§ OBJECTIVE:
Compile every line that includes the word "中国文化经典研读".

§ RAW RECORDS:
▬▬▬▬▬▬

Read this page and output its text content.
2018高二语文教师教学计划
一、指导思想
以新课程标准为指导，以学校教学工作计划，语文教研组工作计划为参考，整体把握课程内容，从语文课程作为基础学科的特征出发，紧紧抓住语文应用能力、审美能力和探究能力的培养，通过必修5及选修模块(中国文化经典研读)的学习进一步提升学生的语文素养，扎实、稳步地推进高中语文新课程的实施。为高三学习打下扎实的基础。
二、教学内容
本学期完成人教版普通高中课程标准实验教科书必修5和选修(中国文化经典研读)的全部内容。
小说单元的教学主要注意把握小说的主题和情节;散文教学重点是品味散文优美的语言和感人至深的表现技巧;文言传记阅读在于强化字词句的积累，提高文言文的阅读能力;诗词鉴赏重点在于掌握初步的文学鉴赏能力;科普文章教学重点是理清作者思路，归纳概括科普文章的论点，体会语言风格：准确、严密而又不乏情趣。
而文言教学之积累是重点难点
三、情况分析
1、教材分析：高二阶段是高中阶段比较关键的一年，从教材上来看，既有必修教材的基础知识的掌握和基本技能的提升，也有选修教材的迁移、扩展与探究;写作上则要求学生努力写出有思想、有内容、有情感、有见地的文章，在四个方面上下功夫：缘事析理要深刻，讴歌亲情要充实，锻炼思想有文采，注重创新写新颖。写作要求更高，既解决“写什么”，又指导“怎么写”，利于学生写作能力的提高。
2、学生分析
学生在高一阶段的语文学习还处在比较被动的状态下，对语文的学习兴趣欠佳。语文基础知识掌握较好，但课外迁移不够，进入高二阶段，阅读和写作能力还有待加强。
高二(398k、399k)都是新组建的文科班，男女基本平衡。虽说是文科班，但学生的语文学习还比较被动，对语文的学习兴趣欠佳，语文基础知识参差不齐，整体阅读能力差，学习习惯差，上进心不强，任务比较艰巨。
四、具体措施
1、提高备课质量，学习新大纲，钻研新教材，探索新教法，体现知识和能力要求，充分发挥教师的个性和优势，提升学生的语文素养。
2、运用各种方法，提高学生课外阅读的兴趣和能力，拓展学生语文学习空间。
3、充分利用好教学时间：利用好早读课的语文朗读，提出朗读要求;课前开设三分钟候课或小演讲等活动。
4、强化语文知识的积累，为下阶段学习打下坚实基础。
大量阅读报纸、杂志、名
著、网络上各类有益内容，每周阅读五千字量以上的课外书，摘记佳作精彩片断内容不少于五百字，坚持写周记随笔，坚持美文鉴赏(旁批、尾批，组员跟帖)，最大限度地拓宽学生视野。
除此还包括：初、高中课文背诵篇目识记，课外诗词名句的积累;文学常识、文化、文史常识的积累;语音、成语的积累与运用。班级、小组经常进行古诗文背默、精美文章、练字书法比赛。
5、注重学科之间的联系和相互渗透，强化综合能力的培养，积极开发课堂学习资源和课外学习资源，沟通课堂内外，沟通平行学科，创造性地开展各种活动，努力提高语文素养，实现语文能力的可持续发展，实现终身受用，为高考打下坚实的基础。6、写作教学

▬▬▬▬▬▬

§ EXERCISE RESULT:
以新课程标准为指导，以学校教学工作计划，语文教研组工作计划为参考，整体把握课程内容，从语文课程作为基础学科的特征出发，紧紧抓住语文应用能力、审美能力和探究能力的培养，通过必修5及选修模块(中国文化经典研读)的学习进一步提升学生的语文素养，扎实、稳步地推进高中语文新课程的实施。为高三学习打下扎实的基础。
本学期完成人教版普通高中课程标准实验教科书必修5和选修(中国文化经典研读)的全部内容。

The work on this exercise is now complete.